--- DIRECTION ---
Each line containing the word "ONLY" must be collected.

--- RECORDS ---
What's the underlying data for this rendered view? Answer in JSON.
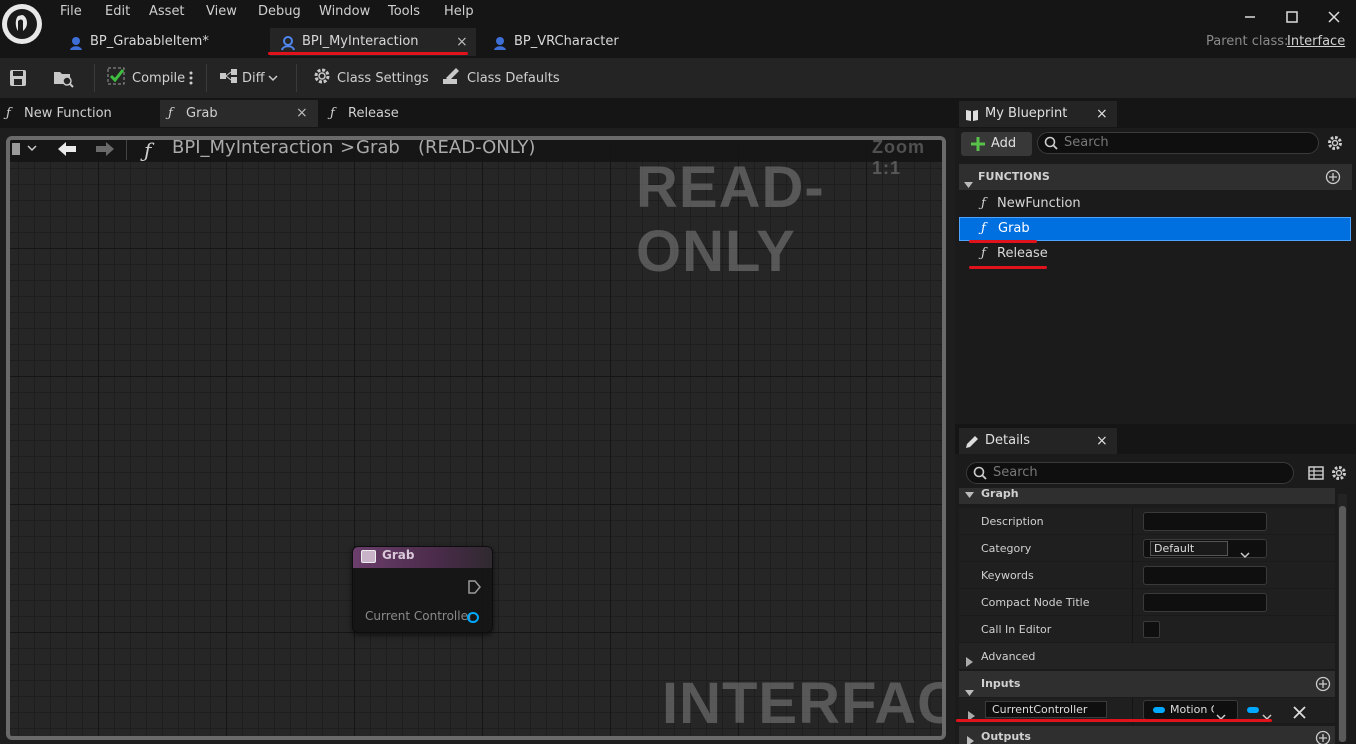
{
  "menu": [
    "File",
    "Edit",
    "Asset",
    "View",
    "Debug",
    "Window",
    "Tools",
    "Help"
  ],
  "doc_tabs": [
    {
      "label": "BP_GrabableItem*"
    },
    {
      "label": "BPI_MyInteraction",
      "close": "×"
    },
    {
      "label": "BP_VRCharacter"
    }
  ],
  "parent_class": {
    "label": "Parent class:",
    "value": "Interface"
  },
  "toolbar": {
    "compile": "Compile",
    "diff": "Diff",
    "class_settings": "Class Settings",
    "class_defaults": "Class Defaults"
  },
  "function_tabs": [
    {
      "label": "New Function"
    },
    {
      "label": "Grab",
      "close": "×"
    },
    {
      "label": "Release"
    }
  ],
  "graph": {
    "breadcrumb_root": "BPI_MyInteraction",
    "breadcrumb_sep": ">",
    "breadcrumb_current": "Grab",
    "mode": "(READ-ONLY)",
    "zoom": "Zoom 1:1",
    "watermark_top": "READ-ONLY",
    "watermark_bottom": "INTERFACE",
    "node": {
      "title": "Grab",
      "pin": "Current Controller"
    }
  },
  "my_blueprint": {
    "tab": "My Blueprint",
    "close": "×",
    "add": "Add",
    "search_placeholder": "Search",
    "section": "FUNCTIONS",
    "functions": [
      "NewFunction",
      "Grab",
      "Release"
    ]
  },
  "details": {
    "tab": "Details",
    "close": "×",
    "search_placeholder": "Search",
    "graph_section": "Graph",
    "rows": {
      "description": "Description",
      "category": "Category",
      "category_value": "Default",
      "keywords": "Keywords",
      "compact_title": "Compact Node Title",
      "call_in_editor": "Call In Editor",
      "advanced": "Advanced"
    },
    "inputs_section": "Inputs",
    "input_name": "CurrentController",
    "input_type": "Motion C",
    "outputs_section": "Outputs"
  },
  "colors": {
    "accent_blue": "#0070e0",
    "underline_red": "#e0121b",
    "pin_cyan": "#00a8ff"
  }
}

--- WRITTEN SOLUTION ---
    "mode": "(READ-ONLY)",
    "watermark_top": "READ-ONLY",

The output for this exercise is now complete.